_ENTRIES SHOWN_
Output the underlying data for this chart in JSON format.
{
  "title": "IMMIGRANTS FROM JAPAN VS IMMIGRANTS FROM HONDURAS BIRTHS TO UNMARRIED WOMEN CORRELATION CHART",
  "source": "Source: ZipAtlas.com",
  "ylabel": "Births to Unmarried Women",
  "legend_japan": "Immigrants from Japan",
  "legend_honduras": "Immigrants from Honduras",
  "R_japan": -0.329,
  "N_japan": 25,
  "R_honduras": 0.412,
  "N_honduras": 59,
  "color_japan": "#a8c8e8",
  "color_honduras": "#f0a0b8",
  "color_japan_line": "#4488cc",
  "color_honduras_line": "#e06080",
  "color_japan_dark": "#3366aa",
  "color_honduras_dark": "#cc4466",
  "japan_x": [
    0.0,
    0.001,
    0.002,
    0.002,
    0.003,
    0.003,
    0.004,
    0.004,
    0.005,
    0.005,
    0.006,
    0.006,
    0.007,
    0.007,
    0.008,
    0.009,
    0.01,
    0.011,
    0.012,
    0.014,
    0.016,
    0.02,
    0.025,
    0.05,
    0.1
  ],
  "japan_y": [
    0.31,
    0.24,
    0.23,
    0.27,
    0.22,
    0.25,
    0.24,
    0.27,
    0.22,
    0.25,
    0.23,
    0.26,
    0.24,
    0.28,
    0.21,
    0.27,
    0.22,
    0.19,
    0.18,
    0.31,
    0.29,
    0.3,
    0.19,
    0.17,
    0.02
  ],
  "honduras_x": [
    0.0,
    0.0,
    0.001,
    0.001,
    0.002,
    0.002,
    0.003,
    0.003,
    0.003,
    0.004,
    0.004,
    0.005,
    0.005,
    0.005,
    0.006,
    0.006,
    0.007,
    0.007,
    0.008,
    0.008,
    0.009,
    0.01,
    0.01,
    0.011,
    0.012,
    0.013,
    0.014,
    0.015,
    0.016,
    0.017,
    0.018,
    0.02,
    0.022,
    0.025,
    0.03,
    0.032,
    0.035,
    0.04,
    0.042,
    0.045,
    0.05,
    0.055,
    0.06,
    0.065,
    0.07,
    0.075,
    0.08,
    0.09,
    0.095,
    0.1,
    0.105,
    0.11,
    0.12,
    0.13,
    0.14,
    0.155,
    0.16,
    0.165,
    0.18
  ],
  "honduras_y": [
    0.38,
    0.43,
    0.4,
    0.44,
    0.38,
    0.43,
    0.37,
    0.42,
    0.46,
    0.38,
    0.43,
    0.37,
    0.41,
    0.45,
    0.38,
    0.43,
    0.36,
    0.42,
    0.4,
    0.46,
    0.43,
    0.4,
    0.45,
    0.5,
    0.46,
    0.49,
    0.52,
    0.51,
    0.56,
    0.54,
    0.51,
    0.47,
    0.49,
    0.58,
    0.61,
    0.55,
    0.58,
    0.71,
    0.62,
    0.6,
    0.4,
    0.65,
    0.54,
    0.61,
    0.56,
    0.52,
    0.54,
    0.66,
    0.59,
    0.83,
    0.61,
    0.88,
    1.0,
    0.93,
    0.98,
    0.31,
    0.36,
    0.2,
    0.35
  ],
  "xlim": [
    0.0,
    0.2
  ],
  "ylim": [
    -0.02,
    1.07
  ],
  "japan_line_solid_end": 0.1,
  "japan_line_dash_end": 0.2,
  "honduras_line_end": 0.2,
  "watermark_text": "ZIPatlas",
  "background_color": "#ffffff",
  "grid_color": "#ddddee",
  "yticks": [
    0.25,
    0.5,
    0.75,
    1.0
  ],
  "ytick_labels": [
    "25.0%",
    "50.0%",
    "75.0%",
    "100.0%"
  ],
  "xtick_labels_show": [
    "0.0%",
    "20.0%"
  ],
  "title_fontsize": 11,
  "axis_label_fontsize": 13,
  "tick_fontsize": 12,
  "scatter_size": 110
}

_OBJECTIVE_
Retype the listing. Match it exactly.

_COMPLETE RESPONSE_
Output the underlying data for this chart in JSON format.
{
  "title": "IMMIGRANTS FROM JAPAN VS IMMIGRANTS FROM HONDURAS BIRTHS TO UNMARRIED WOMEN CORRELATION CHART",
  "source": "Source: ZipAtlas.com",
  "ylabel": "Births to Unmarried Women",
  "legend_japan": "Immigrants from Japan",
  "legend_honduras": "Immigrants from Honduras",
  "R_japan": -0.329,
  "N_japan": 25,
  "R_honduras": 0.412,
  "N_honduras": 59,
  "color_japan": "#a8c8e8",
  "color_honduras": "#f0a0b8",
  "color_japan_line": "#4488cc",
  "color_honduras_line": "#e06080",
  "color_japan_dark": "#3366aa",
  "color_honduras_dark": "#cc4466",
  "japan_x": [
    0.0,
    0.001,
    0.002,
    0.002,
    0.003,
    0.003,
    0.004,
    0.004,
    0.005,
    0.005,
    0.006,
    0.006,
    0.007,
    0.007,
    0.008,
    0.009,
    0.01,
    0.011,
    0.012,
    0.014,
    0.016,
    0.02,
    0.025,
    0.05,
    0.1
  ],
  "japan_y": [
    0.31,
    0.24,
    0.23,
    0.27,
    0.22,
    0.25,
    0.24,
    0.27,
    0.22,
    0.25,
    0.23,
    0.26,
    0.24,
    0.28,
    0.21,
    0.27,
    0.22,
    0.19,
    0.18,
    0.31,
    0.29,
    0.3,
    0.19,
    0.17,
    0.02
  ],
  "honduras_x": [
    0.0,
    0.0,
    0.001,
    0.001,
    0.002,
    0.002,
    0.003,
    0.003,
    0.003,
    0.004,
    0.004,
    0.005,
    0.005,
    0.005,
    0.006,
    0.006,
    0.007,
    0.007,
    0.008,
    0.008,
    0.009,
    0.01,
    0.01,
    0.011,
    0.012,
    0.013,
    0.014,
    0.015,
    0.016,
    0.017,
    0.018,
    0.02,
    0.022,
    0.025,
    0.03,
    0.032,
    0.035,
    0.04,
    0.042,
    0.045,
    0.05,
    0.055,
    0.06,
    0.065,
    0.07,
    0.075,
    0.08,
    0.09,
    0.095,
    0.1,
    0.105,
    0.11,
    0.12,
    0.13,
    0.14,
    0.155,
    0.16,
    0.165,
    0.18
  ],
  "honduras_y": [
    0.38,
    0.43,
    0.4,
    0.44,
    0.38,
    0.43,
    0.37,
    0.42,
    0.46,
    0.38,
    0.43,
    0.37,
    0.41,
    0.45,
    0.38,
    0.43,
    0.36,
    0.42,
    0.4,
    0.46,
    0.43,
    0.4,
    0.45,
    0.5,
    0.46,
    0.49,
    0.52,
    0.51,
    0.56,
    0.54,
    0.51,
    0.47,
    0.49,
    0.58,
    0.61,
    0.55,
    0.58,
    0.71,
    0.62,
    0.6,
    0.4,
    0.65,
    0.54,
    0.61,
    0.56,
    0.52,
    0.54,
    0.66,
    0.59,
    0.83,
    0.61,
    0.88,
    1.0,
    0.93,
    0.98,
    0.31,
    0.36,
    0.2,
    0.35
  ],
  "xlim": [
    0.0,
    0.2
  ],
  "ylim": [
    -0.02,
    1.07
  ],
  "japan_line_solid_end": 0.1,
  "japan_line_dash_end": 0.2,
  "honduras_line_end": 0.2,
  "watermark_text": "ZIPatlas",
  "background_color": "#ffffff",
  "grid_color": "#ddddee",
  "yticks": [
    0.25,
    0.5,
    0.75,
    1.0
  ],
  "ytick_labels": [
    "25.0%",
    "50.0%",
    "75.0%",
    "100.0%"
  ],
  "xtick_labels_show": [
    "0.0%",
    "20.0%"
  ],
  "title_fontsize": 11,
  "axis_label_fontsize": 13,
  "tick_fontsize": 12,
  "scatter_size": 110
}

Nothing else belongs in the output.